* _The request_: Note each line of the listing that contains the string "Drive", and copy it.

========================================================================

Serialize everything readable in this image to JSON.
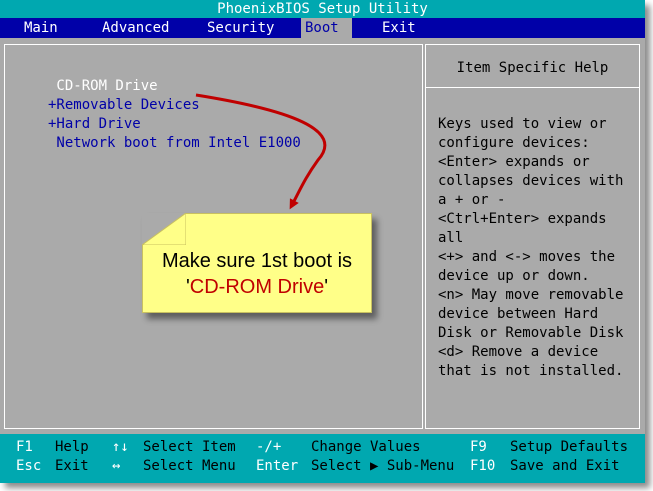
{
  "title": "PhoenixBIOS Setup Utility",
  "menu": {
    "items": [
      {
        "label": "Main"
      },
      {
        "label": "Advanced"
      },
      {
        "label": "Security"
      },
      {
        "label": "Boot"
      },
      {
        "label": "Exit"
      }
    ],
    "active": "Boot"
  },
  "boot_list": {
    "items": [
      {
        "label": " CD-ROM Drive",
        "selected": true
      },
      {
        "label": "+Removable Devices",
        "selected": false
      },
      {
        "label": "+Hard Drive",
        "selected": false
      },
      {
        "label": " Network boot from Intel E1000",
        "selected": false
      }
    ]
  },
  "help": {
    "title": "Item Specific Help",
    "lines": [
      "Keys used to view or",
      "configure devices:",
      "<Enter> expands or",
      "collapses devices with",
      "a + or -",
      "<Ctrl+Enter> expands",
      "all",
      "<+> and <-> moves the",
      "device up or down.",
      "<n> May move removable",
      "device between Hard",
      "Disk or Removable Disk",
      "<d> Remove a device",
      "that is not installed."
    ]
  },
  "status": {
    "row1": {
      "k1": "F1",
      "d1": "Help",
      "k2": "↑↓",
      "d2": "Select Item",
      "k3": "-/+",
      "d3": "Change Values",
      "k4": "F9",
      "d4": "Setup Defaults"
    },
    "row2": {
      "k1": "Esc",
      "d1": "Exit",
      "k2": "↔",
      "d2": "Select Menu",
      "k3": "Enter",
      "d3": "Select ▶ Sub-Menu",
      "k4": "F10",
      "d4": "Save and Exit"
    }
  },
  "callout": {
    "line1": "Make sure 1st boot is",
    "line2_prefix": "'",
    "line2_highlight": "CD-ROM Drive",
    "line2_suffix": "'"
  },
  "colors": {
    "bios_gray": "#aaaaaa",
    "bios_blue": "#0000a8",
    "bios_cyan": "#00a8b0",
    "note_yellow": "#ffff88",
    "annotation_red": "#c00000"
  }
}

========================================================================

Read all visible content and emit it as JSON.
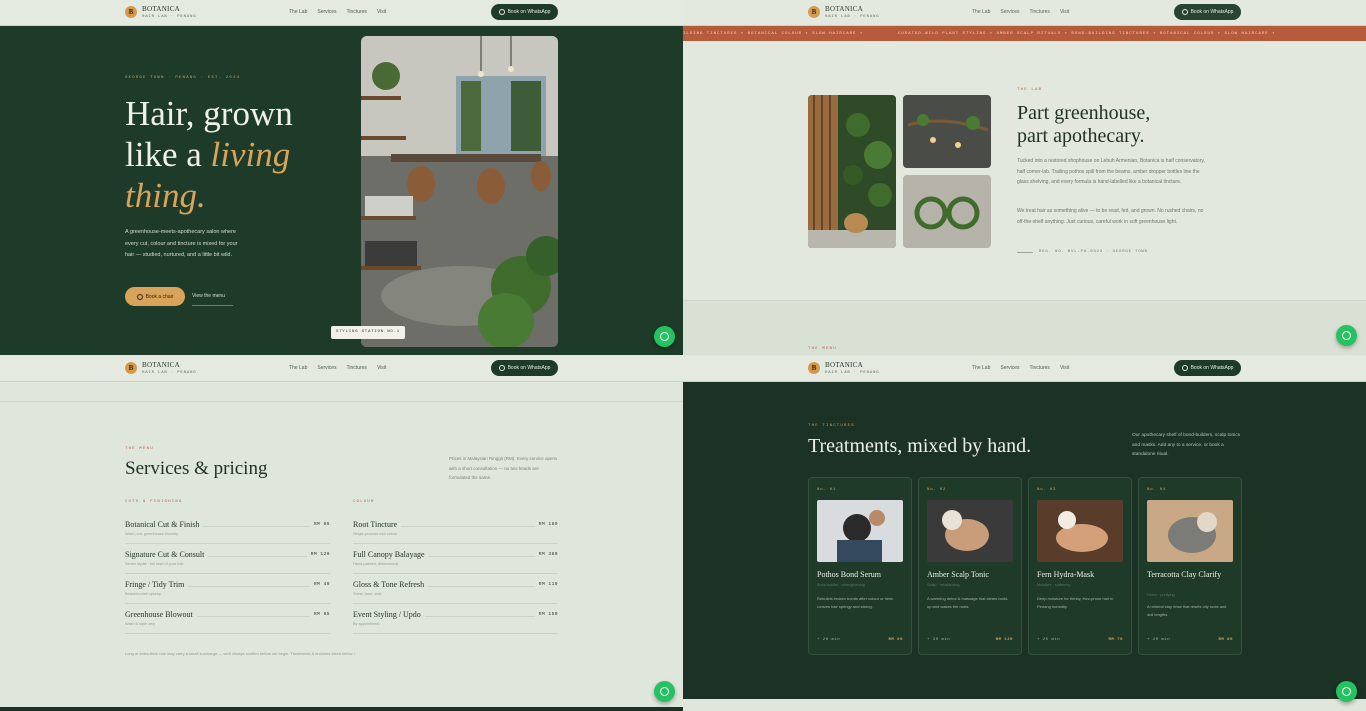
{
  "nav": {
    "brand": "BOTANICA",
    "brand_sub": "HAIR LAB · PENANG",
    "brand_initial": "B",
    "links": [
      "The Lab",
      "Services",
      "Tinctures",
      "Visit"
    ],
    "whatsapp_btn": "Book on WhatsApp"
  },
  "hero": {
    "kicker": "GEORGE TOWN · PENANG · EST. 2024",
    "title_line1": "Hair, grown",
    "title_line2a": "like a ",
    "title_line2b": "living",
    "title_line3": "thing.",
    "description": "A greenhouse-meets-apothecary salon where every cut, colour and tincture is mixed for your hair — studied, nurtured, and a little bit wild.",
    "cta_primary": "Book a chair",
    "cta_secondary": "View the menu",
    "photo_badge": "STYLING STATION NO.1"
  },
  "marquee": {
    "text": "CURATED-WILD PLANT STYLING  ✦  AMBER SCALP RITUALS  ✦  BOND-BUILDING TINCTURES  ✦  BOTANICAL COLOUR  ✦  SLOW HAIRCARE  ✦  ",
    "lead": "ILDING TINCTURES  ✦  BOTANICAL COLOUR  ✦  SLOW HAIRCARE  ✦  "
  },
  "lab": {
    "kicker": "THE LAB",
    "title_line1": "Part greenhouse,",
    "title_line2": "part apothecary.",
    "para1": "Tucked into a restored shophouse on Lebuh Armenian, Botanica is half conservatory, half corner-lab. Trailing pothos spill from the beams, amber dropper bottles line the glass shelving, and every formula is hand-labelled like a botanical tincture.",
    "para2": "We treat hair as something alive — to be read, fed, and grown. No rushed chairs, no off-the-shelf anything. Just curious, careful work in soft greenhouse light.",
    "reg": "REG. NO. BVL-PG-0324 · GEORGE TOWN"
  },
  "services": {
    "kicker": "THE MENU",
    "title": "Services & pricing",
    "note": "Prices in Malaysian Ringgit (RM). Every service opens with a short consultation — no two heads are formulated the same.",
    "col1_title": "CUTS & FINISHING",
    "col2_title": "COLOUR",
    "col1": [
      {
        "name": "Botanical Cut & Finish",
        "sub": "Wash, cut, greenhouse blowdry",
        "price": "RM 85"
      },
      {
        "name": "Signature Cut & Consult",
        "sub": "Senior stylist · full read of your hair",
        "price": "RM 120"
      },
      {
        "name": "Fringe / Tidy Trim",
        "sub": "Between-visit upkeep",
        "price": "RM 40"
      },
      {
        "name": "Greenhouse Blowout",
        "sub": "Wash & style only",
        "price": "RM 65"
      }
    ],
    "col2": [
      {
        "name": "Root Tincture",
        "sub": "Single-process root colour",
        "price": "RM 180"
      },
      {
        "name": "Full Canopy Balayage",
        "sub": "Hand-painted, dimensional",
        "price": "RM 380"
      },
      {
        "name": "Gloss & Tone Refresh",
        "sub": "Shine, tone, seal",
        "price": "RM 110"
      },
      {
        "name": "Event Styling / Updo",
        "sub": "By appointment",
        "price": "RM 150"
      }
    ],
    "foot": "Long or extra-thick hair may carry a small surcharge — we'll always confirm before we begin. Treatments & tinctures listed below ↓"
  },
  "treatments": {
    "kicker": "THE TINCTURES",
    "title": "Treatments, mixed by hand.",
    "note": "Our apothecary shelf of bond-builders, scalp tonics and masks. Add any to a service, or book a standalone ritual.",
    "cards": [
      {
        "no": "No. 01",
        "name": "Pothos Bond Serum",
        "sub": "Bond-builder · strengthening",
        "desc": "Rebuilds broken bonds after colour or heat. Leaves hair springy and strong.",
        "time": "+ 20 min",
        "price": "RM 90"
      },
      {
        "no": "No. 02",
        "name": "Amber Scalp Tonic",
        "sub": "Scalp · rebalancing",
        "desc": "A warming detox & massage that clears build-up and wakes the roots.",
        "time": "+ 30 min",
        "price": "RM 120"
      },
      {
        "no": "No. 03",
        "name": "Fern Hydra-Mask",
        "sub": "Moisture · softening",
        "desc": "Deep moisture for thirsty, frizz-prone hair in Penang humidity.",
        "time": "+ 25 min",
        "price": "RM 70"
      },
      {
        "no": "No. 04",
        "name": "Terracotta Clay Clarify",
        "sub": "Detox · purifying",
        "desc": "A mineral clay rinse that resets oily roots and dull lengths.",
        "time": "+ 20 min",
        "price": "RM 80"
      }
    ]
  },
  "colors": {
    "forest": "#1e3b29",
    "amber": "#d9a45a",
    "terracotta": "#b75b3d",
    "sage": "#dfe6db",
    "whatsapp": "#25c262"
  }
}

========================================================================

* _Solution for this exercise_:
        "label": " CD-ROM Drive",
        "label": "+Hard Drive",
    "line2_highlight": "CD-ROM Drive",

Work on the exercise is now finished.